What the task requires: Show every line where "Sipuleucel" occurs.

====================

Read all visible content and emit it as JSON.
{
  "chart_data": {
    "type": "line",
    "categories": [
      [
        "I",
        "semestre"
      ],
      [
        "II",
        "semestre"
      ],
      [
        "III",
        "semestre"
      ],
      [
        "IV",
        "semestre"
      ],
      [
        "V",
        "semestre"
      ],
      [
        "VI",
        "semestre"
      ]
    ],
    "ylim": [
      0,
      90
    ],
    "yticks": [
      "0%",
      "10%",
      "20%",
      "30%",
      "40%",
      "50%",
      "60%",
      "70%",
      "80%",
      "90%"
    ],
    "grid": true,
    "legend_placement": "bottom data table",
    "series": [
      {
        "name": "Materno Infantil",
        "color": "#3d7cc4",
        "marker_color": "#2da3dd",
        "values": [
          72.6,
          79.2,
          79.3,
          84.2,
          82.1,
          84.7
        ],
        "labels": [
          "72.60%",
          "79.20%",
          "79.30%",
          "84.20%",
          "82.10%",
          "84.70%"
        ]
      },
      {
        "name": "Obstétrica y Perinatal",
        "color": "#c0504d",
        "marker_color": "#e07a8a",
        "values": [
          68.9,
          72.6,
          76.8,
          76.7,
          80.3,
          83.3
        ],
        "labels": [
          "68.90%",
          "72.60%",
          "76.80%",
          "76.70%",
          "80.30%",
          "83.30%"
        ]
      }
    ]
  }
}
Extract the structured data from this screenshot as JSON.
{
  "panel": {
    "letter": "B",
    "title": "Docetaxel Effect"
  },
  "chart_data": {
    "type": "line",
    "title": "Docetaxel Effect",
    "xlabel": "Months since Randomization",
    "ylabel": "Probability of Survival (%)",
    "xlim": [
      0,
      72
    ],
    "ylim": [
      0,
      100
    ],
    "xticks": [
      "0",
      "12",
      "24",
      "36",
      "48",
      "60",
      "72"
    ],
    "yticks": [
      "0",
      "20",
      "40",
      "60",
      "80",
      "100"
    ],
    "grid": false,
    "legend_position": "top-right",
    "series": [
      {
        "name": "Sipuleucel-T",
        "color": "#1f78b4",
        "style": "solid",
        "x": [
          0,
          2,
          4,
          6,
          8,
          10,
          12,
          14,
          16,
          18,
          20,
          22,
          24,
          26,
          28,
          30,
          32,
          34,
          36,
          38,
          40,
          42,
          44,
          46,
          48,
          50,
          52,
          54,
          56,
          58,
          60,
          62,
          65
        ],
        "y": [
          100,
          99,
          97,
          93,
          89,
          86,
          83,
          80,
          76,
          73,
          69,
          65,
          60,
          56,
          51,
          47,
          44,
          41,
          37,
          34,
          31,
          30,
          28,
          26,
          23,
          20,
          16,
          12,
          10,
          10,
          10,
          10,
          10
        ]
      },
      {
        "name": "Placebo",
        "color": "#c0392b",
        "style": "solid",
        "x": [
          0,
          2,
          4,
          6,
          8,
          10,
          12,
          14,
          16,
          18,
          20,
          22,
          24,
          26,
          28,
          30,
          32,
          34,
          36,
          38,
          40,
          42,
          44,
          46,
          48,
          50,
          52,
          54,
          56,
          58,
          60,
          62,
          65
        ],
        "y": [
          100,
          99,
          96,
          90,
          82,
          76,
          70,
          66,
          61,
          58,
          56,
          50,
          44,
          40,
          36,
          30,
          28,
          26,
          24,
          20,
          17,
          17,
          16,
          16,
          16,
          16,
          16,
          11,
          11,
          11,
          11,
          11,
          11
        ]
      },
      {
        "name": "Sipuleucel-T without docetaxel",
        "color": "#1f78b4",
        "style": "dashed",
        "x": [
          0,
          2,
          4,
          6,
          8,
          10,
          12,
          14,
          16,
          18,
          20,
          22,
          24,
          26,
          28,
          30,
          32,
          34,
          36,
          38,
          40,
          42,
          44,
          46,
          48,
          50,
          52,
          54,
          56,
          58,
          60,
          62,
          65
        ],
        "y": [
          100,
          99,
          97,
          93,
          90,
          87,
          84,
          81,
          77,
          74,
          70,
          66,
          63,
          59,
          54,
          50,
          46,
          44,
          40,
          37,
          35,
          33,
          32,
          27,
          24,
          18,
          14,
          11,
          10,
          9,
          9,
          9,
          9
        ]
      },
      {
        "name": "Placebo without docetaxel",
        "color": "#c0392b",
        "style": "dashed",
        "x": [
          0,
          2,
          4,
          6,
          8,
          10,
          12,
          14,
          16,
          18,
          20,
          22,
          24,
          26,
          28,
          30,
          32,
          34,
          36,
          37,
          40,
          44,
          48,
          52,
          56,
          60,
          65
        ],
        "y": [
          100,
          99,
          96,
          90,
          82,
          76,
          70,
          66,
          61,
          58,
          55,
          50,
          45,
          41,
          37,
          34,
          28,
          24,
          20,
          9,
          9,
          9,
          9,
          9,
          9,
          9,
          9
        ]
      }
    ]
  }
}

====================

Result of this task:
        "name": "Sipuleucel-T",
        "name": "Sipuleucel-T without docetaxel",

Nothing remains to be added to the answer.